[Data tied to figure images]

○ ○ ○ ○

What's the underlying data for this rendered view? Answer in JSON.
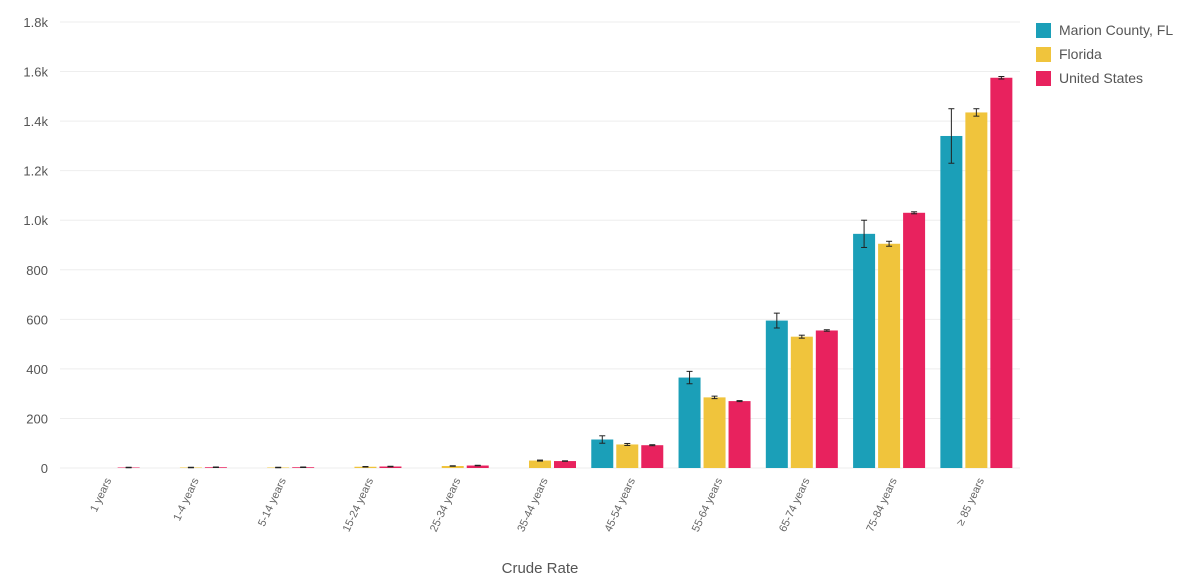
{
  "chart_data": {
    "type": "bar",
    "xlabel": "Crude Rate",
    "ylabel": "",
    "ylim": [
      0,
      1800
    ],
    "yticks": [
      0,
      200,
      400,
      600,
      800,
      1000,
      1200,
      1400,
      1600,
      1800
    ],
    "ytick_labels": [
      "0",
      "200",
      "400",
      "600",
      "800",
      "1.0k",
      "1.2k",
      "1.4k",
      "1.6k",
      "1.8k"
    ],
    "categories": [
      "1 years",
      "1-4 years",
      "5-14 years",
      "15-24 years",
      "25-34 years",
      "35-44 years",
      "45-54 years",
      "55-64 years",
      "65-74 years",
      "75-84 years",
      "≥ 85 years"
    ],
    "series": [
      {
        "name": "Marion County, FL",
        "color": "#1b9fb8",
        "values": [
          0,
          0,
          0,
          0,
          0,
          0,
          115,
          365,
          595,
          945,
          1340
        ],
        "errors": [
          0,
          0,
          0,
          0,
          0,
          0,
          15,
          25,
          30,
          55,
          110
        ]
      },
      {
        "name": "Florida",
        "color": "#f0c43c",
        "values": [
          0,
          2,
          2,
          5,
          8,
          30,
          95,
          285,
          530,
          905,
          1435
        ],
        "errors": [
          0,
          1,
          1,
          1,
          1,
          2,
          4,
          5,
          6,
          10,
          15
        ]
      },
      {
        "name": "United States",
        "color": "#e8225e",
        "values": [
          2,
          3,
          3,
          6,
          10,
          28,
          92,
          270,
          555,
          1030,
          1575
        ],
        "errors": [
          1,
          1,
          1,
          1,
          1,
          1,
          2,
          2,
          3,
          4,
          5
        ]
      }
    ],
    "legend_position": "top-right",
    "grid": true
  }
}
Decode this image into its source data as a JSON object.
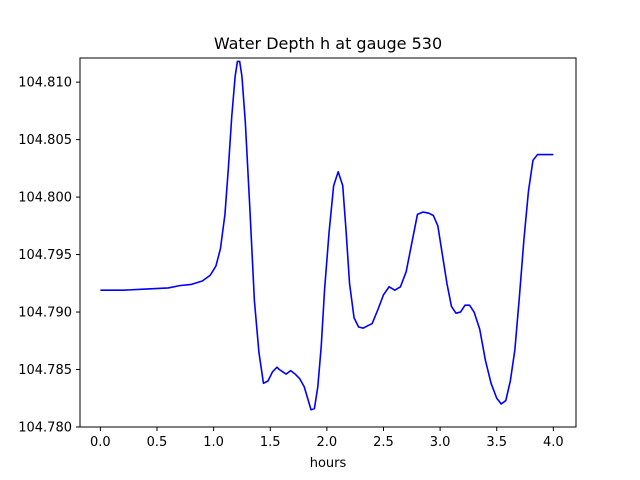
{
  "chart_data": {
    "type": "line",
    "title": "Water Depth h at gauge 530",
    "xlabel": "hours",
    "ylabel": "",
    "xlim": [
      -0.18,
      4.2
    ],
    "ylim": [
      104.78,
      104.8121
    ],
    "xticks": [
      0.0,
      0.5,
      1.0,
      1.5,
      2.0,
      2.5,
      3.0,
      3.5,
      4.0
    ],
    "xtick_labels": [
      "0.0",
      "0.5",
      "1.0",
      "1.5",
      "2.0",
      "2.5",
      "3.0",
      "3.5",
      "4.0"
    ],
    "yticks": [
      104.78,
      104.785,
      104.79,
      104.795,
      104.8,
      104.805,
      104.81
    ],
    "ytick_labels": [
      "104.780",
      "104.785",
      "104.790",
      "104.795",
      "104.800",
      "104.805",
      "104.810"
    ],
    "grid": false,
    "series": [
      {
        "color": "#0000ff",
        "x": [
          0.0,
          0.2,
          0.4,
          0.6,
          0.7,
          0.8,
          0.9,
          0.97,
          1.02,
          1.06,
          1.1,
          1.13,
          1.16,
          1.19,
          1.21,
          1.23,
          1.25,
          1.28,
          1.32,
          1.36,
          1.4,
          1.44,
          1.48,
          1.52,
          1.56,
          1.58,
          1.61,
          1.64,
          1.68,
          1.72,
          1.76,
          1.8,
          1.83,
          1.86,
          1.89,
          1.92,
          1.95,
          1.98,
          2.02,
          2.06,
          2.1,
          2.14,
          2.17,
          2.2,
          2.24,
          2.28,
          2.32,
          2.36,
          2.4,
          2.45,
          2.5,
          2.55,
          2.6,
          2.65,
          2.7,
          2.75,
          2.8,
          2.85,
          2.9,
          2.94,
          2.98,
          3.02,
          3.06,
          3.1,
          3.14,
          3.18,
          3.22,
          3.26,
          3.3,
          3.35,
          3.4,
          3.45,
          3.5,
          3.54,
          3.58,
          3.62,
          3.66,
          3.7,
          3.74,
          3.78,
          3.82,
          3.86,
          3.9,
          3.94,
          3.98,
          4.0
        ],
        "y": [
          104.7919,
          104.7919,
          104.792,
          104.7921,
          104.7923,
          104.7924,
          104.7927,
          104.7932,
          104.794,
          104.7955,
          104.7985,
          104.8025,
          104.807,
          104.8105,
          104.8118,
          104.8118,
          104.8105,
          104.8065,
          104.799,
          104.791,
          104.7865,
          104.7838,
          104.784,
          104.7848,
          104.7852,
          104.785,
          104.7848,
          104.7846,
          104.7849,
          104.7846,
          104.7842,
          104.7835,
          104.7825,
          104.7815,
          104.7816,
          104.7835,
          104.787,
          104.792,
          104.797,
          104.801,
          104.8022,
          104.801,
          104.797,
          104.7925,
          104.7895,
          104.7887,
          104.7886,
          104.7888,
          104.789,
          104.7902,
          104.7915,
          104.7922,
          104.7919,
          104.7922,
          104.7935,
          104.796,
          104.7985,
          104.7987,
          104.7986,
          104.7984,
          104.7975,
          104.795,
          104.7925,
          104.7905,
          104.7899,
          104.79,
          104.7906,
          104.7906,
          104.79,
          104.7885,
          104.7858,
          104.7838,
          104.7825,
          104.782,
          104.7823,
          104.784,
          104.7867,
          104.7913,
          104.7963,
          104.8005,
          104.8032,
          104.8037,
          104.8037,
          104.8037,
          104.8037,
          104.8037
        ]
      }
    ]
  }
}
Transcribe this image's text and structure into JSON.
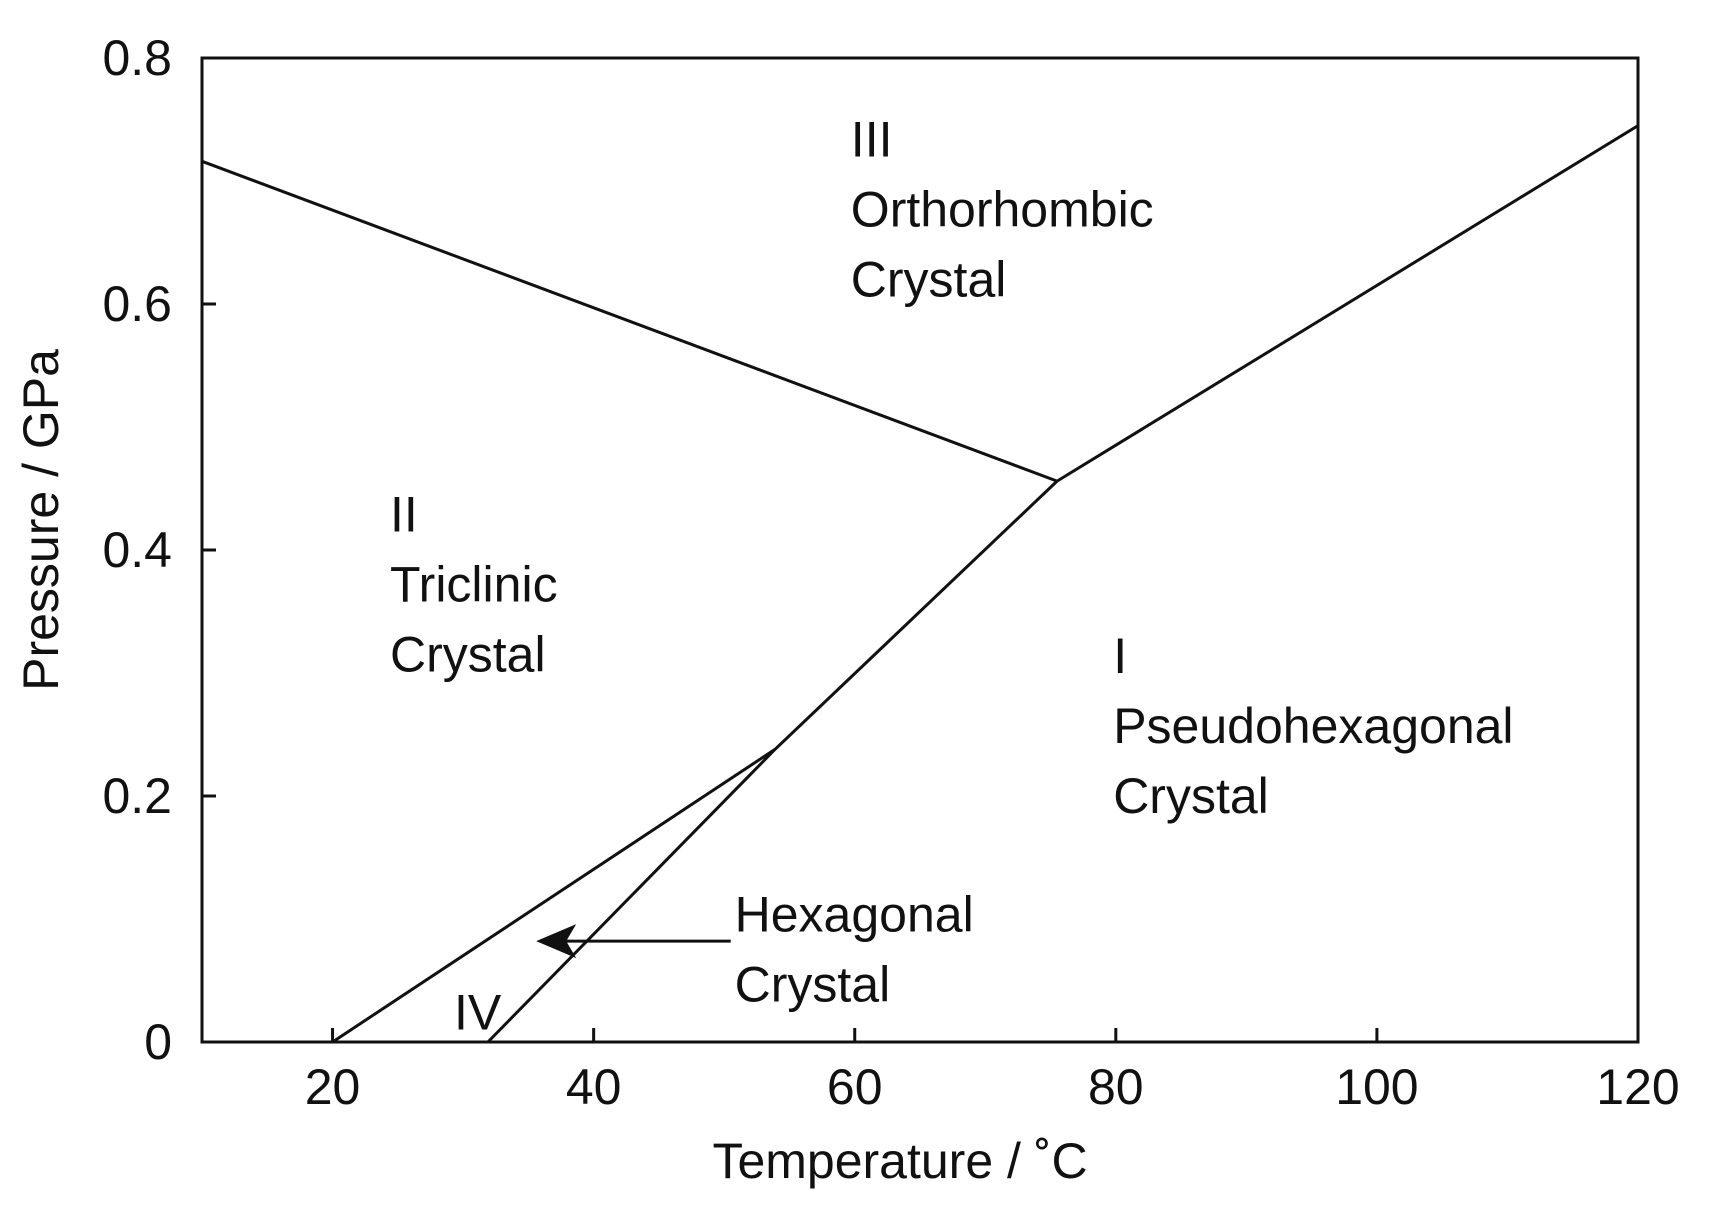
{
  "chart_data": {
    "type": "line",
    "xlabel": "Temperature / ˚C",
    "ylabel": "Pressure / GPa",
    "xlim": [
      10,
      120
    ],
    "ylim": [
      0,
      0.8
    ],
    "xticks": [
      20,
      40,
      60,
      80,
      100,
      120
    ],
    "yticks": [
      0,
      0.2,
      0.4,
      0.6,
      0.8
    ],
    "xtick_labels": [
      "20",
      "40",
      "60",
      "80",
      "100",
      "120"
    ],
    "ytick_labels": [
      "0",
      "0.2",
      "0.4",
      "0.6",
      "0.8"
    ],
    "grid": false,
    "boundaries": [
      {
        "x": [
          10,
          75.5
        ],
        "y": [
          0.716,
          0.456
        ]
      },
      {
        "x": [
          75.5,
          120
        ],
        "y": [
          0.456,
          0.745
        ]
      },
      {
        "x": [
          31.9,
          53.9,
          75.5
        ],
        "y": [
          0,
          0.238,
          0.456
        ]
      },
      {
        "x": [
          20,
          53.9
        ],
        "y": [
          0,
          0.238
        ]
      }
    ],
    "regions": [
      {
        "lines": [
          "III",
          "Orthorhombic",
          "Crystal"
        ],
        "x": 59.7,
        "y": 0.72
      },
      {
        "lines": [
          "II",
          "Triclinic",
          "Crystal"
        ],
        "x": 24.4,
        "y": 0.415
      },
      {
        "lines": [
          "I",
          "Pseudohexagonal",
          "Crystal"
        ],
        "x": 79.8,
        "y": 0.3
      },
      {
        "lines": [
          "IV"
        ],
        "x": 29.3,
        "y": 0.01
      },
      {
        "lines": [
          "Hexagonal",
          "Crystal"
        ],
        "x": 50.8,
        "y": 0.09
      }
    ],
    "annotation_arrow": {
      "from": [
        50.5,
        0.082
      ],
      "to": [
        35.6,
        0.082
      ]
    }
  }
}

○ ○ ○ ○

TO BE DONE
Transcribe every line in the entries above, taking out only the images.

FINISHED EXERCISE
What's the underlying data for this rendered view? Answer in JSON.
{
  "chart_data": {
    "type": "bar",
    "xlabel": "Crude Rate",
    "ylabel": "",
    "ylim": [
      0,
      1800
    ],
    "yticks": [
      0,
      200,
      400,
      600,
      800,
      1000,
      1200,
      1400,
      1600,
      1800
    ],
    "ytick_labels": [
      "0",
      "200",
      "400",
      "600",
      "800",
      "1.0k",
      "1.2k",
      "1.4k",
      "1.6k",
      "1.8k"
    ],
    "categories": [
      "1 years",
      "1-4 years",
      "5-14 years",
      "15-24 years",
      "25-34 years",
      "35-44 years",
      "45-54 years",
      "55-64 years",
      "65-74 years",
      "75-84 years",
      "≥ 85 years"
    ],
    "series": [
      {
        "name": "Marion County, FL",
        "color": "#1b9fb8",
        "values": [
          0,
          0,
          0,
          0,
          0,
          0,
          115,
          365,
          595,
          945,
          1340
        ],
        "errors": [
          0,
          0,
          0,
          0,
          0,
          0,
          15,
          25,
          30,
          55,
          110
        ]
      },
      {
        "name": "Florida",
        "color": "#f0c43c",
        "values": [
          0,
          2,
          2,
          5,
          8,
          30,
          95,
          285,
          530,
          905,
          1435
        ],
        "errors": [
          0,
          1,
          1,
          1,
          1,
          2,
          4,
          5,
          6,
          10,
          15
        ]
      },
      {
        "name": "United States",
        "color": "#e8225e",
        "values": [
          2,
          3,
          3,
          6,
          10,
          28,
          92,
          270,
          555,
          1030,
          1575
        ],
        "errors": [
          1,
          1,
          1,
          1,
          1,
          1,
          2,
          2,
          3,
          4,
          5
        ]
      }
    ],
    "legend_position": "top-right",
    "grid": true
  }
}
Decode this image into its source data as a JSON object.
{
  "chart_data": {
    "type": "line",
    "title": "Water Depth h at gauge 530",
    "xlabel": "hours",
    "ylabel": "",
    "xlim": [
      -0.18,
      4.2
    ],
    "ylim": [
      104.78,
      104.8121
    ],
    "xticks": [
      0.0,
      0.5,
      1.0,
      1.5,
      2.0,
      2.5,
      3.0,
      3.5,
      4.0
    ],
    "xtick_labels": [
      "0.0",
      "0.5",
      "1.0",
      "1.5",
      "2.0",
      "2.5",
      "3.0",
      "3.5",
      "4.0"
    ],
    "yticks": [
      104.78,
      104.785,
      104.79,
      104.795,
      104.8,
      104.805,
      104.81
    ],
    "ytick_labels": [
      "104.780",
      "104.785",
      "104.790",
      "104.795",
      "104.800",
      "104.805",
      "104.810"
    ],
    "grid": false,
    "series": [
      {
        "color": "#0000ff",
        "x": [
          0.0,
          0.2,
          0.4,
          0.6,
          0.7,
          0.8,
          0.9,
          0.97,
          1.02,
          1.06,
          1.1,
          1.13,
          1.16,
          1.19,
          1.21,
          1.23,
          1.25,
          1.28,
          1.32,
          1.36,
          1.4,
          1.44,
          1.48,
          1.52,
          1.56,
          1.58,
          1.61,
          1.64,
          1.68,
          1.72,
          1.76,
          1.8,
          1.83,
          1.86,
          1.89,
          1.92,
          1.95,
          1.98,
          2.02,
          2.06,
          2.1,
          2.14,
          2.17,
          2.2,
          2.24,
          2.28,
          2.32,
          2.36,
          2.4,
          2.45,
          2.5,
          2.55,
          2.6,
          2.65,
          2.7,
          2.75,
          2.8,
          2.85,
          2.9,
          2.94,
          2.98,
          3.02,
          3.06,
          3.1,
          3.14,
          3.18,
          3.22,
          3.26,
          3.3,
          3.35,
          3.4,
          3.45,
          3.5,
          3.54,
          3.58,
          3.62,
          3.66,
          3.7,
          3.74,
          3.78,
          3.82,
          3.86,
          3.9,
          3.94,
          3.98,
          4.0
        ],
        "y": [
          104.7919,
          104.7919,
          104.792,
          104.7921,
          104.7923,
          104.7924,
          104.7927,
          104.7932,
          104.794,
          104.7955,
          104.7985,
          104.8025,
          104.807,
          104.8105,
          104.8118,
          104.8118,
          104.8105,
          104.8065,
          104.799,
          104.791,
          104.7865,
          104.7838,
          104.784,
          104.7848,
          104.7852,
          104.785,
          104.7848,
          104.7846,
          104.7849,
          104.7846,
          104.7842,
          104.7835,
          104.7825,
          104.7815,
          104.7816,
          104.7835,
          104.787,
          104.792,
          104.797,
          104.801,
          104.8022,
          104.801,
          104.797,
          104.7925,
          104.7895,
          104.7887,
          104.7886,
          104.7888,
          104.789,
          104.7902,
          104.7915,
          104.7922,
          104.7919,
          104.7922,
          104.7935,
          104.796,
          104.7985,
          104.7987,
          104.7986,
          104.7984,
          104.7975,
          104.795,
          104.7925,
          104.7905,
          104.7899,
          104.79,
          104.7906,
          104.7906,
          104.79,
          104.7885,
          104.7858,
          104.7838,
          104.7825,
          104.782,
          104.7823,
          104.784,
          104.7867,
          104.7913,
          104.7963,
          104.8005,
          104.8032,
          104.8037,
          104.8037,
          104.8037,
          104.8037,
          104.8037
        ]
      }
    ]
  }
}
Transcribe this image's text and structure into JSON.
{
  "chart_data": {
    "type": "line",
    "xlabel": "Temperature / ˚C",
    "ylabel": "Pressure / GPa",
    "xlim": [
      10,
      120
    ],
    "ylim": [
      0,
      0.8
    ],
    "xticks": [
      20,
      40,
      60,
      80,
      100,
      120
    ],
    "yticks": [
      0,
      0.2,
      0.4,
      0.6,
      0.8
    ],
    "xtick_labels": [
      "20",
      "40",
      "60",
      "80",
      "100",
      "120"
    ],
    "ytick_labels": [
      "0",
      "0.2",
      "0.4",
      "0.6",
      "0.8"
    ],
    "grid": false,
    "boundaries": [
      {
        "x": [
          10,
          75.5
        ],
        "y": [
          0.716,
          0.456
        ]
      },
      {
        "x": [
          75.5,
          120
        ],
        "y": [
          0.456,
          0.745
        ]
      },
      {
        "x": [
          31.9,
          53.9,
          75.5
        ],
        "y": [
          0,
          0.238,
          0.456
        ]
      },
      {
        "x": [
          20,
          53.9
        ],
        "y": [
          0,
          0.238
        ]
      }
    ],
    "regions": [
      {
        "lines": [
          "III",
          "Orthorhombic",
          "Crystal"
        ],
        "x": 59.7,
        "y": 0.72
      },
      {
        "lines": [
          "II",
          "Triclinic",
          "Crystal"
        ],
        "x": 24.4,
        "y": 0.415
      },
      {
        "lines": [
          "I",
          "Pseudohexagonal",
          "Crystal"
        ],
        "x": 79.8,
        "y": 0.3
      },
      {
        "lines": [
          "IV"
        ],
        "x": 29.3,
        "y": 0.01
      },
      {
        "lines": [
          "Hexagonal",
          "Crystal"
        ],
        "x": 50.8,
        "y": 0.09
      }
    ],
    "annotation_arrow": {
      "from": [
        50.5,
        0.082
      ],
      "to": [
        35.6,
        0.082
      ]
    }
  }
}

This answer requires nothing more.